In the velocity magnitude histogram in Fig. 3a, the average velocity is close to (the interstitial velocity corresponding to a Darcy velocity of) 1 ft/day indicating that the simulated flow field is relevant for field conditions. In the shear rate histogram in Fig. 3b, the estimate from the Blake–Kozeny correlation from Eq. (6) for \(C=6\) (Delshad et al. 2008) is at the upper end of the range of shear rates and about a factor of 15 larger than the average shear rate.

Fig. 3
figure 3

Histograms of the velocity field \(u=\left| {\vec {u}} \right| \) (a) and shear rate \(\Gamma =\sqrt{\frac{1}{2}({\underline{\Gamma }}:{\underline{\Gamma }})}\) (b) of the Berea sandstone. In the velocity histogram, the vertical red line represents the interstitial velocity for a 1 ft/day Darcy velocity indicating that the simulated flow field is in the same range of field-relevant flow rates. The vertical gray line represents the average velocity of the flow field. In the shear rate histogram, the gray line represents the average from the histogram, and the vertical red line the estimate from the Blake–Kozeny (or Cannella) correlation from Eq. (6) using \(C=6\)
——
§ REQUIRED TASKS:
**a.** Reproduce verbatim the part of the Berea sandstone flow excerpt that opens with the words containing "In the velocity magnitude" and closes with "average shear rate.".
**b.** Write the next part of the text on velocity and shear rate histograms for Berea sandstone, beginning after its last sentence.
——
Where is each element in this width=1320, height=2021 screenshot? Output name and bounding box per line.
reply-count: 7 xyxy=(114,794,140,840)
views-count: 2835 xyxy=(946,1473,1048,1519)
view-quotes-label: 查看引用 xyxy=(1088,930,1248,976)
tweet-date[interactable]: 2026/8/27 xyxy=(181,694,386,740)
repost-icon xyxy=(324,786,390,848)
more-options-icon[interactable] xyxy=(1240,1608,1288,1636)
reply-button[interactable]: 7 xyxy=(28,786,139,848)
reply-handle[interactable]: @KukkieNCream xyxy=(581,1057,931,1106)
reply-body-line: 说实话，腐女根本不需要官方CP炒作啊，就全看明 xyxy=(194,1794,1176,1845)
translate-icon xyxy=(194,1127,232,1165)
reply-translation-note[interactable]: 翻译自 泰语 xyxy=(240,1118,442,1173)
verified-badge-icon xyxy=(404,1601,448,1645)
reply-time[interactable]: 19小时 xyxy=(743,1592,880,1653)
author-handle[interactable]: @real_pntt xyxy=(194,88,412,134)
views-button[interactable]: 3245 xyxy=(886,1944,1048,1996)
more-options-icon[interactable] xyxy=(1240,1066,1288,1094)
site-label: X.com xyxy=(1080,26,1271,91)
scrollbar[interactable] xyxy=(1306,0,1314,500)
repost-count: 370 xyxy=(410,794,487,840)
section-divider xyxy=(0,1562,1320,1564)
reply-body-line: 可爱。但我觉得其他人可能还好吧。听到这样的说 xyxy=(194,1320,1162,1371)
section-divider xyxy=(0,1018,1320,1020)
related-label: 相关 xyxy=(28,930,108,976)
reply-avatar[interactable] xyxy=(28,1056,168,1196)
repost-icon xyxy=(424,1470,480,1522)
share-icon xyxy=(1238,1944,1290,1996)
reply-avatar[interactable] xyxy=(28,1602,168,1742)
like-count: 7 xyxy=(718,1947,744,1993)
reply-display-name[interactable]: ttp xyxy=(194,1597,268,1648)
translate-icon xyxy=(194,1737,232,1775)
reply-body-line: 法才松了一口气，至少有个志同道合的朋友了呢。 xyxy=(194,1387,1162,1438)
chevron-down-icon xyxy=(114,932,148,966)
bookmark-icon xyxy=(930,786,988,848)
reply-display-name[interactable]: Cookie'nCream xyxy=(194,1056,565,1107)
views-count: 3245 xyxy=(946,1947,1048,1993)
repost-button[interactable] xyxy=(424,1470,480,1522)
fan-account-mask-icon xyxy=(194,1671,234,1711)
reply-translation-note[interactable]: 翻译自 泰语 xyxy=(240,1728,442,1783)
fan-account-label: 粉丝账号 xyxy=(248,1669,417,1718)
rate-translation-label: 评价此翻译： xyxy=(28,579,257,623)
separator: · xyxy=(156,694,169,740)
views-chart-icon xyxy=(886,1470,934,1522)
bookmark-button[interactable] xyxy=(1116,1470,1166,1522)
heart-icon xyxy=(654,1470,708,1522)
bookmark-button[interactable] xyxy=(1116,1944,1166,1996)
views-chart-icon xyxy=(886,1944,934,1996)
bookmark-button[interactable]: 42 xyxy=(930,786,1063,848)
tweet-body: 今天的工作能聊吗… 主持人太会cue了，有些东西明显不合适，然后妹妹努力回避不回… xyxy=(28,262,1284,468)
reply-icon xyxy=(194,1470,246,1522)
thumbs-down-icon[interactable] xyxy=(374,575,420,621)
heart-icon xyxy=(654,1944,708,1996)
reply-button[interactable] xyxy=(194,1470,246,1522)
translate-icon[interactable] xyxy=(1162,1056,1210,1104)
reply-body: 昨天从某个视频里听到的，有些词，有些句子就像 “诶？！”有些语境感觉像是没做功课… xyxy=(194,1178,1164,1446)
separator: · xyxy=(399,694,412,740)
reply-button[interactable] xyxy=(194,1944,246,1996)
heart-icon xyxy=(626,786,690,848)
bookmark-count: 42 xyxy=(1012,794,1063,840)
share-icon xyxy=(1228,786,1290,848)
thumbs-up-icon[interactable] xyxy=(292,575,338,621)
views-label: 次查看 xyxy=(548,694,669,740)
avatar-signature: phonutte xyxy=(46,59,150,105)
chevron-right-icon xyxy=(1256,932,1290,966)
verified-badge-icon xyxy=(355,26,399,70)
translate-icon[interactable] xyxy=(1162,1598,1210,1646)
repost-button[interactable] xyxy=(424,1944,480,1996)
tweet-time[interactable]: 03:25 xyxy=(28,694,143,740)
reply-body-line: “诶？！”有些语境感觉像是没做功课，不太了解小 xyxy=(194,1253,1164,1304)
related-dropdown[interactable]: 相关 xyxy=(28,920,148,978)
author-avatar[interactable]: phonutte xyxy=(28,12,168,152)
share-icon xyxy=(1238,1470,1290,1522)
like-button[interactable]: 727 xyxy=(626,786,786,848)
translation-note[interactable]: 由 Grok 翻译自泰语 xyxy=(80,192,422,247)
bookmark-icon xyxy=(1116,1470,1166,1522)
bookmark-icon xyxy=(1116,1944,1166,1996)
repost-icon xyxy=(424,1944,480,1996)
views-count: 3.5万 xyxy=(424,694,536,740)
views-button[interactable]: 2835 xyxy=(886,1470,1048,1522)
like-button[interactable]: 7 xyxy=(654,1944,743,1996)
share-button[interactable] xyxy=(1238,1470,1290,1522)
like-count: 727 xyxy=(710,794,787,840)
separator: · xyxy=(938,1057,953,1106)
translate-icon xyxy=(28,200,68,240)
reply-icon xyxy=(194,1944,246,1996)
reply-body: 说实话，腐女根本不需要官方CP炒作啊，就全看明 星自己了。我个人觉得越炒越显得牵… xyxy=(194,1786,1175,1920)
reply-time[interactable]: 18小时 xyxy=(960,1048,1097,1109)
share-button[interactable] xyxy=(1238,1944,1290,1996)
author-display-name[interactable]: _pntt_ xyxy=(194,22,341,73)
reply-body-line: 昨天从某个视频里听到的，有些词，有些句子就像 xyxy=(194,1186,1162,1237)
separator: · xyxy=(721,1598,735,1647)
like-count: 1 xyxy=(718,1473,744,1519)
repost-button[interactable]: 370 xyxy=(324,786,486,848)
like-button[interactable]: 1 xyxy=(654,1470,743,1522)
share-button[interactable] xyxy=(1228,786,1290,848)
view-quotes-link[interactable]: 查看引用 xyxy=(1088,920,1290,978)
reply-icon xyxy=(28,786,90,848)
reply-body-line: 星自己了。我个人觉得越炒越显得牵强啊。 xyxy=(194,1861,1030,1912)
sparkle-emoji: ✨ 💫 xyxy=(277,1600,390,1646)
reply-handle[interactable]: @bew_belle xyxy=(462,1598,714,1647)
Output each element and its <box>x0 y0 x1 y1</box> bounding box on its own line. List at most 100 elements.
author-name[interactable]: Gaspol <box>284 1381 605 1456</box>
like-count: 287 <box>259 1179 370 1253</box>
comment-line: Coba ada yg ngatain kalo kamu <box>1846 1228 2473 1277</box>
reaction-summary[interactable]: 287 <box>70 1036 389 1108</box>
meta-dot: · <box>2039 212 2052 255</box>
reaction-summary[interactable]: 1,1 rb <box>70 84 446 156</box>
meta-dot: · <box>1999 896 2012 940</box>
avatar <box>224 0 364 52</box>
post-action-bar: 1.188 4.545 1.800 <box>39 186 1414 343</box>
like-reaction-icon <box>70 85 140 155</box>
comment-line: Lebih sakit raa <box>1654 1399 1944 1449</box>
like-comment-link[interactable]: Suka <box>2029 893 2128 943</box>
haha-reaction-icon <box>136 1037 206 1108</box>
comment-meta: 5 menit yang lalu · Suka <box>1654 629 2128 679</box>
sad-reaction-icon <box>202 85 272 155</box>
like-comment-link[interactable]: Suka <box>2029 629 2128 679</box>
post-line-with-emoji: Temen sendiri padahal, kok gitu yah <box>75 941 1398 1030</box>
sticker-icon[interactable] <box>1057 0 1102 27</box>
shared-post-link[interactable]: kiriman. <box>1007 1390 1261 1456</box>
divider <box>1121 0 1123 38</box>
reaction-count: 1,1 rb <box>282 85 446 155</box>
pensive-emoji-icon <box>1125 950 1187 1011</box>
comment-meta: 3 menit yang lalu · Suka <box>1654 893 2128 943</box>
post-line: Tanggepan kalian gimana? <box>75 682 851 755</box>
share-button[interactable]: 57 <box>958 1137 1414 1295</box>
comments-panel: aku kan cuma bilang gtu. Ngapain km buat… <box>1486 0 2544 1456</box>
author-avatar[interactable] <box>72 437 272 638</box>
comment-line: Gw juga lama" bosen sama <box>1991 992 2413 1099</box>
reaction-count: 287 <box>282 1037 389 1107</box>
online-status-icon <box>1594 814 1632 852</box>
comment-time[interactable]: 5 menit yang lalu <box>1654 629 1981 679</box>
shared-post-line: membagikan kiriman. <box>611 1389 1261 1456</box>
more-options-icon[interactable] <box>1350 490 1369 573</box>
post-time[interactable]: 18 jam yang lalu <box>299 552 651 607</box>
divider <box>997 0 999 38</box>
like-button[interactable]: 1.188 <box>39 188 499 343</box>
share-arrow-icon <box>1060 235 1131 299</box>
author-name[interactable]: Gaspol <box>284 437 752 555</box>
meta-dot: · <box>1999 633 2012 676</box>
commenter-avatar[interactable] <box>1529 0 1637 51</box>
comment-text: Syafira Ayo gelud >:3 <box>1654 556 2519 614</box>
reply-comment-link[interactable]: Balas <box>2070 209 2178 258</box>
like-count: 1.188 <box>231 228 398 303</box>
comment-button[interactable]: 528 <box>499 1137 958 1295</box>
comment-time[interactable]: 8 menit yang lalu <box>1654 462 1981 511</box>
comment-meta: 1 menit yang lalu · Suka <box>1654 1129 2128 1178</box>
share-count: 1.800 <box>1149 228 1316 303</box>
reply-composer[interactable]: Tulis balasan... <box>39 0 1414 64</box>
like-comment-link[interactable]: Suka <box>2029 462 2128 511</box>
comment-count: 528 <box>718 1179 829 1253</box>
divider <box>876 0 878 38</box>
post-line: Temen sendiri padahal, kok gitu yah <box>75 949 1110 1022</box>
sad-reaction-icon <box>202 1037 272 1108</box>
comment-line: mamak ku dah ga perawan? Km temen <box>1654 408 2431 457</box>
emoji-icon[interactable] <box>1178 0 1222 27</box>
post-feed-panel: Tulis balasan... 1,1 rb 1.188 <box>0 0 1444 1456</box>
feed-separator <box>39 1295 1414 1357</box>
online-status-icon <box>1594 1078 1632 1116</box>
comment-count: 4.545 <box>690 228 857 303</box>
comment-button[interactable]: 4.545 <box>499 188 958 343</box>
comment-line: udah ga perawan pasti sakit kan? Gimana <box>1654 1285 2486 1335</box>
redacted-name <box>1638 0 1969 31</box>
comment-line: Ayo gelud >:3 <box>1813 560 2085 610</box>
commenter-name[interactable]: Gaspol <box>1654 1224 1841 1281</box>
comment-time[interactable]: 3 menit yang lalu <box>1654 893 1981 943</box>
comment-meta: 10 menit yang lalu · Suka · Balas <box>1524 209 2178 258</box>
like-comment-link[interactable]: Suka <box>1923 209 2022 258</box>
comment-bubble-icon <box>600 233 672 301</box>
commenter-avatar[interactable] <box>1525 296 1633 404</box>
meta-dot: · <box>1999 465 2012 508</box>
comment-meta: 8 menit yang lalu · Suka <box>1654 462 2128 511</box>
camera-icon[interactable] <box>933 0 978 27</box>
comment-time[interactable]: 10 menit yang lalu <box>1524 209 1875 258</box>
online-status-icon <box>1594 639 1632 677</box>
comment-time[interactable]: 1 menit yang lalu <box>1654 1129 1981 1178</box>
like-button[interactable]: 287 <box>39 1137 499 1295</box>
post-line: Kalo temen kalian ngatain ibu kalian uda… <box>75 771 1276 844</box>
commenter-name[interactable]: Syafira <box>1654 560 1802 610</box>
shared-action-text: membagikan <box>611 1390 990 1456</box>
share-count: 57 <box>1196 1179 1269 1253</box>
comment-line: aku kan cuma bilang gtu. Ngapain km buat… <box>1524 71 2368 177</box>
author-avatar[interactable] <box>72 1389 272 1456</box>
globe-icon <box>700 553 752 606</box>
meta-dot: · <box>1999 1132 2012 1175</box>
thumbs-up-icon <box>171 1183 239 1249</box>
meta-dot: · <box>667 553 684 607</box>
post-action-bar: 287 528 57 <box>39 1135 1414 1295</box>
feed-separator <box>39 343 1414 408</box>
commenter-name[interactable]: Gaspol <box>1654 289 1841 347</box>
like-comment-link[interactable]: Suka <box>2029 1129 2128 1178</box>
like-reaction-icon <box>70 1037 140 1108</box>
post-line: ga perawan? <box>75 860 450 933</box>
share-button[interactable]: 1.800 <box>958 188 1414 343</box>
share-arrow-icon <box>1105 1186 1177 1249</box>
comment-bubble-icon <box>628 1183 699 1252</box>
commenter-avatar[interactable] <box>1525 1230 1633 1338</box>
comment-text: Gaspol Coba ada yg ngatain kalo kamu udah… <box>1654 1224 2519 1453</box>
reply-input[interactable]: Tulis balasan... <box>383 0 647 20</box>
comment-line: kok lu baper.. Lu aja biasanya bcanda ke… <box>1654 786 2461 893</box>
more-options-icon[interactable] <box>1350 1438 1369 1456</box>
——
§ ANSWERS BY TASK:
**a.**
In the velocity magnitude histogram in Fig. 3a, the average velocity is close to (the interstitial velocity corresponding to a Darcy velocity of) 1 ft/day indicating that the simulated flow field is relevant for field conditions. In the shear rate histogram in Fig. 3b, the estimate from the Blake–Kozeny correlation from Eq. (6) for \(C=6\) (Delshad et al. 2008) is at the upper end of the range of shear rates and about a factor of 15 larger than the average shear rate.

**b.**
The results of the reservoir rock sandstone sample “RS1” are qualitatively very similar to Berea and therefore not displayed. All results are summarized in Table 1. The mean share rates \(\Gamma _{mean}\) are typically a factor 15–32 smaller than the estimates from the Blake–Kozeny correlation in Eq. (6) for \(C=6\). That in itself is not really surprising because it is well understood from the literature that the “C-factor” can vary by three orders of magnitude (Wreath et al. 1990). By adjusting the “C-factor” from Eq. (6), these can be brought to a match within the range of values reported in the literature. The respective modified C-factor is then termed C‘ and is listed in the last column of Table 1. The magnitude is close to the value of \(C=0.69\) as reported by Hirasaki and Pope (1974). For all considered structures, i.e., the two sandstone rocks, capillary bundle and sphere pack, C‘ is actually very similar, ranging between 0.2 and 0.4. It does not exhibit the large variation over several orders of magnitude as observed in experiments with polymer (Wreath et al. 1990). Possible reasons are that in this study polymer-related and rheology-specific effects and uncertainties are excluded which are present in the experimental studies (Wreath et al. 1990). Another possible reason is that for the considered structures the permeability varies within one order of magnitude, while in natural rock usually several orders of magnitude are encountered. Nevertheless, the data in Table 1 show the smallest C’ for the smallest permeability indicating a possible trend of C’ with permeability compatible with reports in the literature (Wreath et al. 1990).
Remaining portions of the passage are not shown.